____ Dataset extract

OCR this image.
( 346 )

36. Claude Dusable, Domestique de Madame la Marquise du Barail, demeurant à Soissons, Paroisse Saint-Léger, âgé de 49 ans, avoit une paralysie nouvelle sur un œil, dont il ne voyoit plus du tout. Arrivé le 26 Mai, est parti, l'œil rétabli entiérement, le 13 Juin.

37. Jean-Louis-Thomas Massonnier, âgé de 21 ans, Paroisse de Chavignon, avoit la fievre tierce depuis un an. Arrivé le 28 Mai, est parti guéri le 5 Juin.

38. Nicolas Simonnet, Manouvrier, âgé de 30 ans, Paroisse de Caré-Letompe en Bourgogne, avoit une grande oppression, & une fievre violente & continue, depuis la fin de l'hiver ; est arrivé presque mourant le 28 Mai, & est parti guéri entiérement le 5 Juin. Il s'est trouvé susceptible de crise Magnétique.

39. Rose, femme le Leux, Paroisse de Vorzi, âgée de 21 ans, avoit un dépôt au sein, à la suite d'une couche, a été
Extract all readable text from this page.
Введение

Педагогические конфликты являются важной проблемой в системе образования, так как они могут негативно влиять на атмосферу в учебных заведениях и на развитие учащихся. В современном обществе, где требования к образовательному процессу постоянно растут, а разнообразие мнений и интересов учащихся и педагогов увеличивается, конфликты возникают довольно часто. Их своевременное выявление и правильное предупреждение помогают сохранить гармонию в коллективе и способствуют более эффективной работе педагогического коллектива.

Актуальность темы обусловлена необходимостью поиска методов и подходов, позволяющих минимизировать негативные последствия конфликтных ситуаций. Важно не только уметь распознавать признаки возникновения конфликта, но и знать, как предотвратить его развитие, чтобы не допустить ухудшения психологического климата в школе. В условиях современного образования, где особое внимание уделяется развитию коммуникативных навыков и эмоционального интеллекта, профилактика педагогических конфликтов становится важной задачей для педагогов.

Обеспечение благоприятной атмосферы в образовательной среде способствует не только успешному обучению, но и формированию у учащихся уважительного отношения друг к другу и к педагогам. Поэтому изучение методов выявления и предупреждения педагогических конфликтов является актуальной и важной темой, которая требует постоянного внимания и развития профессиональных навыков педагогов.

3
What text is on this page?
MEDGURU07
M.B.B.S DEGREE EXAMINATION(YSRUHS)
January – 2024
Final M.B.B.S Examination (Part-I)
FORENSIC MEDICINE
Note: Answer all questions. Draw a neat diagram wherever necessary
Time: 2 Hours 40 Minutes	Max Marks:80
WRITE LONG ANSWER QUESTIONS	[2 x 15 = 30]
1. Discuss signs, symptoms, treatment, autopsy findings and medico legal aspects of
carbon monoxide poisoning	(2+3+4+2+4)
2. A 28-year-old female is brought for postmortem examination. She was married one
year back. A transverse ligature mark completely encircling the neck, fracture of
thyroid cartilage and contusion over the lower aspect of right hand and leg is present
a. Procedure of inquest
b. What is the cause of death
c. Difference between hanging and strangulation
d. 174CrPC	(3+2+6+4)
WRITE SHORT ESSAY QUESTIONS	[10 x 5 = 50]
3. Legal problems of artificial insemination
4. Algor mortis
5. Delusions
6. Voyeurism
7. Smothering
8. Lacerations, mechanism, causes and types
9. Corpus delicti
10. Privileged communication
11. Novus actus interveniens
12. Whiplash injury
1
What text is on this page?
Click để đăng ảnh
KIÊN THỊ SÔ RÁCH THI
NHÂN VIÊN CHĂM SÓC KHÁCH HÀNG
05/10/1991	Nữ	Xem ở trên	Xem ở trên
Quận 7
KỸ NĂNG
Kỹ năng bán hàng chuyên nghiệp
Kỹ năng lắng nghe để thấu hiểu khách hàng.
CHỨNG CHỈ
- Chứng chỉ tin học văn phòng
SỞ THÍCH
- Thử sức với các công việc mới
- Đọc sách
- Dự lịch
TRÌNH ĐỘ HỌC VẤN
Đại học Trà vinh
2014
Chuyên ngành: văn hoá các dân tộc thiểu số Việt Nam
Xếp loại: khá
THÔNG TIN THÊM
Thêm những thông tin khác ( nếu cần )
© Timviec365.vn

________

Given instruction – Go through the listing and print each line exactly as it appears.

Answer to this problem –
OCR this image.
( 346 )

36. Claude Dusable, Domestique de Madame la Marquise du Barail, demeurant à Soissons, Paroisse Saint-Léger, âgé de 49 ans, avoit une paralysie nouvelle sur un œil, dont il ne voyoit plus du tout. Arrivé le 26 Mai, est parti, l'œil rétabli entiérement, le 13 Juin.

37. Jean-Louis-Thomas Massonnier, âgé de 21 ans, Paroisse de Chavignon, avoit la fievre tierce depuis un an. Arrivé le 28 Mai, est parti guéri le 5 Juin.

38. Nicolas Simonnet, Manouvrier, âgé de 30 ans, Paroisse de Caré-Letompe en Bourgogne, avoit une grande oppression, & une fievre violente & continue, depuis la fin de l'hiver ; est arrivé presque mourant le 28 Mai, & est parti guéri entiérement le 5 Juin. Il s'est trouvé susceptible de crise Magnétique.

39. Rose, femme le Leux, Paroisse de Vorzi, âgée de 21 ans, avoit un dépôt au sein, à la suite d'une couche, a été
Extract all readable text from this page.
Введение

Педагогические конфликты являются важной проблемой в системе образования, так как они могут негативно влиять на атмосферу в учебных заведениях и на развитие учащихся. В современном обществе, где требования к образовательному процессу постоянно растут, а разнообразие мнений и интересов учащихся и педагогов увеличивается, конфликты возникают довольно часто. Их своевременное выявление и правильное предупреждение помогают сохранить гармонию в коллективе и способствуют более эффективной работе педагогического коллектива.

Актуальность темы обусловлена необходимостью поиска методов и подходов, позволяющих минимизировать негативные последствия конфликтных ситуаций. Важно не только уметь распознавать признаки возникновения конфликта, но и знать, как предотвратить его развитие, чтобы не допустить ухудшения психологического климата в школе. В условиях современного образования, где особое внимание уделяется развитию коммуникативных навыков и эмоционального интеллекта, профилактика педагогических конфликтов становится важной задачей для педагогов.

Обеспечение благоприятной атмосферы в образовательной среде способствует не только успешному обучению, но и формированию у учащихся уважительного отношения друг к другу и к педагогам. Поэтому изучение методов выявления и предупреждения педагогических конфликтов является актуальной и важной темой, которая требует постоянного внимания и развития профессиональных навыков педагогов.

3
What text is on this page?
MEDGURU07
M.B.B.S DEGREE EXAMINATION(YSRUHS)
January – 2024
Final M.B.B.S Examination (Part-I)
FORENSIC MEDICINE
Note: Answer all questions. Draw a neat diagram wherever necessary
Time: 2 Hours 40 Minutes	Max Marks:80
WRITE LONG ANSWER QUESTIONS	[2 x 15 = 30]
1. Discuss signs, symptoms, treatment, autopsy findings and medico legal aspects of
carbon monoxide poisoning	(2+3+4+2+4)
2. A 28-year-old female is brought for postmortem examination. She was married one
year back. A transverse ligature mark completely encircling the neck, fracture of
thyroid cartilage and contusion over the lower aspect of right hand and leg is present
a. Procedure of inquest
b. What is the cause of death
c. Difference between hanging and strangulation
d. 174CrPC	(3+2+6+4)
WRITE SHORT ESSAY QUESTIONS	[10 x 5 = 50]
3. Legal problems of artificial insemination
4. Algor mortis
5. Delusions
6. Voyeurism
7. Smothering
8. Lacerations, mechanism, causes and types
9. Corpus delicti
10. Privileged communication
11. Novus actus interveniens
12. Whiplash injury
1
What text is on this page?
Click để đăng ảnh
KIÊN THỊ SÔ RÁCH THI
NHÂN VIÊN CHĂM SÓC KHÁCH HÀNG
05/10/1991	Nữ	Xem ở trên	Xem ở trên
Quận 7
KỸ NĂNG
Kỹ năng bán hàng chuyên nghiệp
Kỹ năng lắng nghe để thấu hiểu khách hàng.
CHỨNG CHỈ
- Chứng chỉ tin học văn phòng
SỞ THÍCH
- Thử sức với các công việc mới
- Đọc sách
- Dự lịch
TRÌNH ĐỘ HỌC VẤN
Đại học Trà vinh
2014
Chuyên ngành: văn hoá các dân tộc thiểu số Việt Nam
Xếp loại: khá
THÔNG TIN THÊM
Thêm những thông tin khác ( nếu cần )
© Timviec365.vn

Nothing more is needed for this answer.